• [THE TASK]
Reproduce the listing below verbatim.

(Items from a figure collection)
***
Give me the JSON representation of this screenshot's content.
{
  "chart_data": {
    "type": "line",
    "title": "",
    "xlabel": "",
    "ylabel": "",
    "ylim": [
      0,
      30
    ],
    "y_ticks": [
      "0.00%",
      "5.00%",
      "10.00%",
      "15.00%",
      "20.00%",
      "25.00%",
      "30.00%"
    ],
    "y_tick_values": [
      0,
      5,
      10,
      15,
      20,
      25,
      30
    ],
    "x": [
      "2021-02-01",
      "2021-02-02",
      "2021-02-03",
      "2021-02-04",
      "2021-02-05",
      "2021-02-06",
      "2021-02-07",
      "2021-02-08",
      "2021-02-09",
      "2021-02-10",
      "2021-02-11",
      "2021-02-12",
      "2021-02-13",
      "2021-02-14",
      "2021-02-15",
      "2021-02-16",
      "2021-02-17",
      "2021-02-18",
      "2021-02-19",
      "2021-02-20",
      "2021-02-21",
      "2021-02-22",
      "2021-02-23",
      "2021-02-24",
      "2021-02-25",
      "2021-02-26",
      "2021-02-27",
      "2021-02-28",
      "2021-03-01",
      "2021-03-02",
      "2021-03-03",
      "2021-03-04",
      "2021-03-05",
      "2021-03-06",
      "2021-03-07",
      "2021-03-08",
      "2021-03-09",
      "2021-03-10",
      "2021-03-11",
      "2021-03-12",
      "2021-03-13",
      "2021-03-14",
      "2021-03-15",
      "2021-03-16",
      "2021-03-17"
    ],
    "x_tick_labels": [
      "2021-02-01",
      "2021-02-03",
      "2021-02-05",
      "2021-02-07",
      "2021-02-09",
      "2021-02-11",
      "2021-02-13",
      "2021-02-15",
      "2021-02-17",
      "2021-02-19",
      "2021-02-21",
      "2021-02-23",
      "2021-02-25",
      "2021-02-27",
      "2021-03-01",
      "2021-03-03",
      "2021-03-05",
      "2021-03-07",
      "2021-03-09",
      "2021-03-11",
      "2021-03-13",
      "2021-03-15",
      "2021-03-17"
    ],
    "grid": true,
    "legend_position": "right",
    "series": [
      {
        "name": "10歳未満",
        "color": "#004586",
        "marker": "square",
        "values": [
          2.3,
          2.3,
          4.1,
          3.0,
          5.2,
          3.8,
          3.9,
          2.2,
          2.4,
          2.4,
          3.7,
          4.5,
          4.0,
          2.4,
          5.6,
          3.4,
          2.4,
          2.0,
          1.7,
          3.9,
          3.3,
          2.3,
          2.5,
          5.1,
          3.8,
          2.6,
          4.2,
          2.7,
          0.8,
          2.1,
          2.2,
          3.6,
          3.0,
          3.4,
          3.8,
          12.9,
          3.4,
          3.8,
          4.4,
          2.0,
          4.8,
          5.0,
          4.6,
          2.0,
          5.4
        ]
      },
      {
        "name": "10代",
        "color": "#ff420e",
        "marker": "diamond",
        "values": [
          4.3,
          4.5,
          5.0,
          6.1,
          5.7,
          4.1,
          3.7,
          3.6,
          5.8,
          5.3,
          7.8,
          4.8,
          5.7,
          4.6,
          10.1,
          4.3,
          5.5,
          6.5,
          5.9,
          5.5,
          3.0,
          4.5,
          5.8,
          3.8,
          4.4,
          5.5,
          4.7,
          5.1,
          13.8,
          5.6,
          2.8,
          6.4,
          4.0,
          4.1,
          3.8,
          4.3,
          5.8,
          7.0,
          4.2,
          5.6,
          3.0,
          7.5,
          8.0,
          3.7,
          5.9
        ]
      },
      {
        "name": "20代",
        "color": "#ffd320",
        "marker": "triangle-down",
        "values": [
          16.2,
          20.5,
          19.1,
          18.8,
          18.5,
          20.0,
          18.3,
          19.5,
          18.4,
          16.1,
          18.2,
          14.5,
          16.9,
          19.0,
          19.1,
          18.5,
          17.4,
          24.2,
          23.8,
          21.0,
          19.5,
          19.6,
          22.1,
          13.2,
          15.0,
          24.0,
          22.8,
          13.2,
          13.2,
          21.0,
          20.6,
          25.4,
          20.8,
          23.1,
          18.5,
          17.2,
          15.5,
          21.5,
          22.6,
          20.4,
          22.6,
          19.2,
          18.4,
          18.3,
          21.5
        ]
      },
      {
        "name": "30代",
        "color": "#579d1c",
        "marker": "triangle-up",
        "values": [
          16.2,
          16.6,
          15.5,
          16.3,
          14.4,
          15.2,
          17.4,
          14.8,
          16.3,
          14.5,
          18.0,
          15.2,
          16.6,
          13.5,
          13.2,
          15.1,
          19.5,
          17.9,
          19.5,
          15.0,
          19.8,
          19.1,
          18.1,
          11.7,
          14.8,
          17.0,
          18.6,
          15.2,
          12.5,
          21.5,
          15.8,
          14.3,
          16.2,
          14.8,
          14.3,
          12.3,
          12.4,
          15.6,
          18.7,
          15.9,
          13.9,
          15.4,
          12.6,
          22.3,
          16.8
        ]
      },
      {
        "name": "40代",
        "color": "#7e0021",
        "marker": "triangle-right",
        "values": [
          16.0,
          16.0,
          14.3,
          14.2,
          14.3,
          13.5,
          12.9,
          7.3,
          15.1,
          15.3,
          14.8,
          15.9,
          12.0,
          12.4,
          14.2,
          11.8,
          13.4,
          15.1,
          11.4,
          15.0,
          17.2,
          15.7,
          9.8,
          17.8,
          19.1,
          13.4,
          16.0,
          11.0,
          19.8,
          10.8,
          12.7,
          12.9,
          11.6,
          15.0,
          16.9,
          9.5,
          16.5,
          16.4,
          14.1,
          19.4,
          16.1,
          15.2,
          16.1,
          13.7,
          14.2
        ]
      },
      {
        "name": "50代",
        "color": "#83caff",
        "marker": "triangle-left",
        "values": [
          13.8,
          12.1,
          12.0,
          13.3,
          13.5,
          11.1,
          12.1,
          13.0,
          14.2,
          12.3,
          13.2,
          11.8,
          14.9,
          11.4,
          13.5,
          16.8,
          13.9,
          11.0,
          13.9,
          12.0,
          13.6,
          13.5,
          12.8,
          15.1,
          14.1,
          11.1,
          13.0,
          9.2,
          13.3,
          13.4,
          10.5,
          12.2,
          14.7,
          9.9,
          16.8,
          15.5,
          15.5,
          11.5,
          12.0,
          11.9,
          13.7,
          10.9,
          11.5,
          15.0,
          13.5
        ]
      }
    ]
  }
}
***
• [PROBLEM SOLUTION]
Give me the JSON representation of this screenshot's content.
{
  "chart_data": {
    "type": "line",
    "title": "",
    "xlabel": "",
    "ylabel": "",
    "ylim": [
      0,
      30
    ],
    "y_ticks": [
      "0.00%",
      "5.00%",
      "10.00%",
      "15.00%",
      "20.00%",
      "25.00%",
      "30.00%"
    ],
    "y_tick_values": [
      0,
      5,
      10,
      15,
      20,
      25,
      30
    ],
    "x": [
      "2021-02-01",
      "2021-02-02",
      "2021-02-03",
      "2021-02-04",
      "2021-02-05",
      "2021-02-06",
      "2021-02-07",
      "2021-02-08",
      "2021-02-09",
      "2021-02-10",
      "2021-02-11",
      "2021-02-12",
      "2021-02-13",
      "2021-02-14",
      "2021-02-15",
      "2021-02-16",
      "2021-02-17",
      "2021-02-18",
      "2021-02-19",
      "2021-02-20",
      "2021-02-21",
      "2021-02-22",
      "2021-02-23",
      "2021-02-24",
      "2021-02-25",
      "2021-02-26",
      "2021-02-27",
      "2021-02-28",
      "2021-03-01",
      "2021-03-02",
      "2021-03-03",
      "2021-03-04",
      "2021-03-05",
      "2021-03-06",
      "2021-03-07",
      "2021-03-08",
      "2021-03-09",
      "2021-03-10",
      "2021-03-11",
      "2021-03-12",
      "2021-03-13",
      "2021-03-14",
      "2021-03-15",
      "2021-03-16",
      "2021-03-17"
    ],
    "x_tick_labels": [
      "2021-02-01",
      "2021-02-03",
      "2021-02-05",
      "2021-02-07",
      "2021-02-09",
      "2021-02-11",
      "2021-02-13",
      "2021-02-15",
      "2021-02-17",
      "2021-02-19",
      "2021-02-21",
      "2021-02-23",
      "2021-02-25",
      "2021-02-27",
      "2021-03-01",
      "2021-03-03",
      "2021-03-05",
      "2021-03-07",
      "2021-03-09",
      "2021-03-11",
      "2021-03-13",
      "2021-03-15",
      "2021-03-17"
    ],
    "grid": true,
    "legend_position": "right",
    "series": [
      {
        "name": "10歳未満",
        "color": "#004586",
        "marker": "square",
        "values": [
          2.3,
          2.3,
          4.1,
          3.0,
          5.2,
          3.8,
          3.9,
          2.2,
          2.4,
          2.4,
          3.7,
          4.5,
          4.0,
          2.4,
          5.6,
          3.4,
          2.4,
          2.0,
          1.7,
          3.9,
          3.3,
          2.3,
          2.5,
          5.1,
          3.8,
          2.6,
          4.2,
          2.7,
          0.8,
          2.1,
          2.2,
          3.6,
          3.0,
          3.4,
          3.8,
          12.9,
          3.4,
          3.8,
          4.4,
          2.0,
          4.8,
          5.0,
          4.6,
          2.0,
          5.4
        ]
      },
      {
        "name": "10代",
        "color": "#ff420e",
        "marker": "diamond",
        "values": [
          4.3,
          4.5,
          5.0,
          6.1,
          5.7,
          4.1,
          3.7,
          3.6,
          5.8,
          5.3,
          7.8,
          4.8,
          5.7,
          4.6,
          10.1,
          4.3,
          5.5,
          6.5,
          5.9,
          5.5,
          3.0,
          4.5,
          5.8,
          3.8,
          4.4,
          5.5,
          4.7,
          5.1,
          13.8,
          5.6,
          2.8,
          6.4,
          4.0,
          4.1,
          3.8,
          4.3,
          5.8,
          7.0,
          4.2,
          5.6,
          3.0,
          7.5,
          8.0,
          3.7,
          5.9
        ]
      },
      {
        "name": "20代",
        "color": "#ffd320",
        "marker": "triangle-down",
        "values": [
          16.2,
          20.5,
          19.1,
          18.8,
          18.5,
          20.0,
          18.3,
          19.5,
          18.4,
          16.1,
          18.2,
          14.5,
          16.9,
          19.0,
          19.1,
          18.5,
          17.4,
          24.2,
          23.8,
          21.0,
          19.5,
          19.6,
          22.1,
          13.2,
          15.0,
          24.0,
          22.8,
          13.2,
          13.2,
          21.0,
          20.6,
          25.4,
          20.8,
          23.1,
          18.5,
          17.2,
          15.5,
          21.5,
          22.6,
          20.4,
          22.6,
          19.2,
          18.4,
          18.3,
          21.5
        ]
      },
      {
        "name": "30代",
        "color": "#579d1c",
        "marker": "triangle-up",
        "values": [
          16.2,
          16.6,
          15.5,
          16.3,
          14.4,
          15.2,
          17.4,
          14.8,
          16.3,
          14.5,
          18.0,
          15.2,
          16.6,
          13.5,
          13.2,
          15.1,
          19.5,
          17.9,
          19.5,
          15.0,
          19.8,
          19.1,
          18.1,
          11.7,
          14.8,
          17.0,
          18.6,
          15.2,
          12.5,
          21.5,
          15.8,
          14.3,
          16.2,
          14.8,
          14.3,
          12.3,
          12.4,
          15.6,
          18.7,
          15.9,
          13.9,
          15.4,
          12.6,
          22.3,
          16.8
        ]
      },
      {
        "name": "40代",
        "color": "#7e0021",
        "marker": "triangle-right",
        "values": [
          16.0,
          16.0,
          14.3,
          14.2,
          14.3,
          13.5,
          12.9,
          7.3,
          15.1,
          15.3,
          14.8,
          15.9,
          12.0,
          12.4,
          14.2,
          11.8,
          13.4,
          15.1,
          11.4,
          15.0,
          17.2,
          15.7,
          9.8,
          17.8,
          19.1,
          13.4,
          16.0,
          11.0,
          19.8,
          10.8,
          12.7,
          12.9,
          11.6,
          15.0,
          16.9,
          9.5,
          16.5,
          16.4,
          14.1,
          19.4,
          16.1,
          15.2,
          16.1,
          13.7,
          14.2
        ]
      },
      {
        "name": "50代",
        "color": "#83caff",
        "marker": "triangle-left",
        "values": [
          13.8,
          12.1,
          12.0,
          13.3,
          13.5,
          11.1,
          12.1,
          13.0,
          14.2,
          12.3,
          13.2,
          11.8,
          14.9,
          11.4,
          13.5,
          16.8,
          13.9,
          11.0,
          13.9,
          12.0,
          13.6,
          13.5,
          12.8,
          15.1,
          14.1,
          11.1,
          13.0,
          9.2,
          13.3,
          13.4,
          10.5,
          12.2,
          14.7,
          9.9,
          16.8,
          15.5,
          15.5,
          11.5,
          12.0,
          11.9,
          13.7,
          10.9,
          11.5,
          15.0,
          13.5
        ]
      }
    ]
  }
}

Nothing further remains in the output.